- [Supplied data]:
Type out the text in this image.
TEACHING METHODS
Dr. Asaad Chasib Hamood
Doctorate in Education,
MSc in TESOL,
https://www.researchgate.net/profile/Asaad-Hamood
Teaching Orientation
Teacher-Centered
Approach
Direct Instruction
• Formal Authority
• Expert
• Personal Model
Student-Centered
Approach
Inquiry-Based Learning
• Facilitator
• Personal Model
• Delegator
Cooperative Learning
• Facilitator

- [What the task asks]:
Pull every line containing "Centered" out of the data above.

- [Correct answer]:
Teacher-Centered
Student-Centered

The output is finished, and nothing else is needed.